* start Extracted entries *

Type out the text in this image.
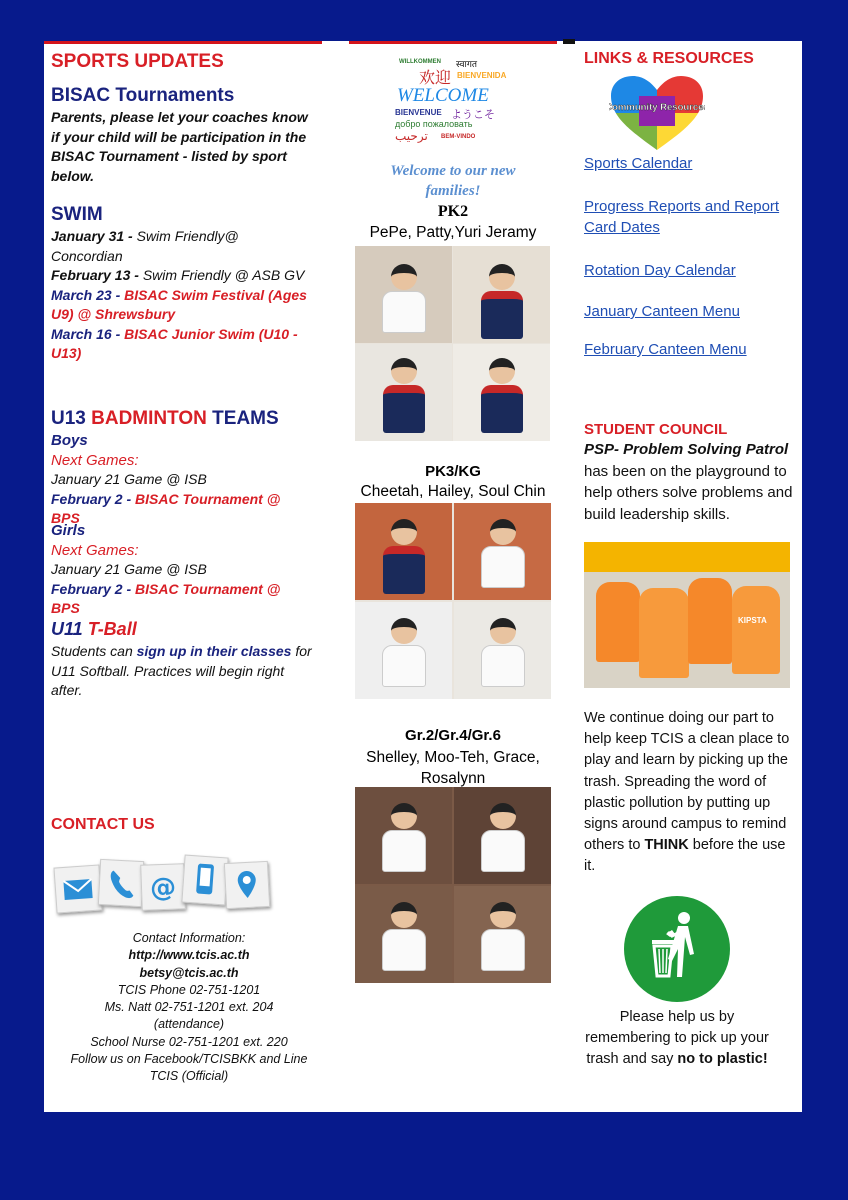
SPORTS UPDATES
BISAC Tournaments
Parents, please let your coaches know if your child will be participation in the BISAC Tournament - listed by sport below.
SWIM
January 31 - Swim Friendly@ Concordian
February 13 - Swim Friendly @ ASB GV
March 23 - BISAC Swim Festival (Ages U9) @ Shrewsbury
March 16 - BISAC Junior Swim (U10 - U13)
U13 BADMINTON TEAMS
Boys
Next Games:
January 21 Game @ ISB
February 2 - BISAC Tournament @ BPS
Girls
Next Games:
January 21 Game @ ISB
February 2 - BISAC Tournament @ BPS
U11 T-Ball
Students can sign up in their classes for U11 Softball. Practices will begin right after.
CONTACT US
@
Contact Information:
http://www.tcis.ac.th
betsy@tcis.ac.th
TCIS Phone 02-751-1201
Ms. Natt 02-751-1201 ext. 204
(attendance)
School Nurse 02-751-1201 ext. 220
Follow us on Facebook/TCISBKK and Line TCIS (Official)
WILLKOMMEN स्वागत
欢迎 BIENVENIDA
WELCOME
BIENVENUE ようこそ
добро пожаловать
ترحيب BEM-VINDO
Welcome to our new families!
PK2
PePe, Patty,Yuri Jeramy
PK3/KG
Cheetah, Hailey, Soul Chin
Gr.2/Gr.4/Gr.6
Shelley, Moo-Teh, Grace, Rosalynn
LINKS & RESOURCES
Community Resources
Sports Calendar
Progress Reports and Report Card Dates
Rotation Day Calendar
January Canteen Menu
February Canteen Menu
STUDENT COUNCIL
PSP- Problem Solving Patrol has been on the playground to help others solve problems and build leadership skills.
KIPSTA
We continue doing our part to help keep TCIS a clean place to play and learn by picking up the trash. Spreading the word of plastic pollution by putting up signs around campus to remind others to THINK before the use it.
Please help us by remembering to pick up your trash and say no to plastic!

* end Extracted entries *

## [Your goal]
Every line above should be returned exactly; the pictures stay out.

## [Task solution]
Type out the text in this image.
SPORTS UPDATES
BISAC Tournaments
Parents, please let your coaches know if your child will be participation in the BISAC Tournament - listed by sport below.
SWIM
January 31 - Swim Friendly@ Concordian
February 13 - Swim Friendly @ ASB GV
March 23 - BISAC Swim Festival (Ages U9) @ Shrewsbury
March 16 - BISAC Junior Swim (U10 - U13)
U13 BADMINTON TEAMS
Boys
Next Games:
January 21 Game @ ISB
February 2 - BISAC Tournament @ BPS
Girls
Next Games:
January 21 Game @ ISB
February 2 - BISAC Tournament @ BPS
U11 T-Ball
Students can sign up in their classes for U11 Softball. Practices will begin right after.
CONTACT US
@
Contact Information:
http://www.tcis.ac.th
betsy@tcis.ac.th
TCIS Phone 02-751-1201
Ms. Natt 02-751-1201 ext. 204
(attendance)
School Nurse 02-751-1201 ext. 220
Follow us on Facebook/TCISBKK and Line TCIS (Official)
WILLKOMMEN स्वागत
欢迎 BIENVENIDA
WELCOME
BIENVENUE ようこそ
добро пожаловать
ترحيب BEM-VINDO
Welcome to our new families!
PK2
PePe, Patty,Yuri Jeramy
PK3/KG
Cheetah, Hailey, Soul Chin
Gr.2/Gr.4/Gr.6
Shelley, Moo-Teh, Grace, Rosalynn
LINKS & RESOURCES
Community Resources
Sports Calendar
Progress Reports and Report Card Dates
Rotation Day Calendar
January Canteen Menu
February Canteen Menu
STUDENT COUNCIL
PSP- Problem Solving Patrol has been on the playground to help others solve problems and build leadership skills.
KIPSTA
We continue doing our part to help keep TCIS a clean place to play and learn by picking up the trash. Spreading the word of plastic pollution by putting up signs around campus to remind others to THINK before the use it.
Please help us by remembering to pick up your trash and say no to plastic!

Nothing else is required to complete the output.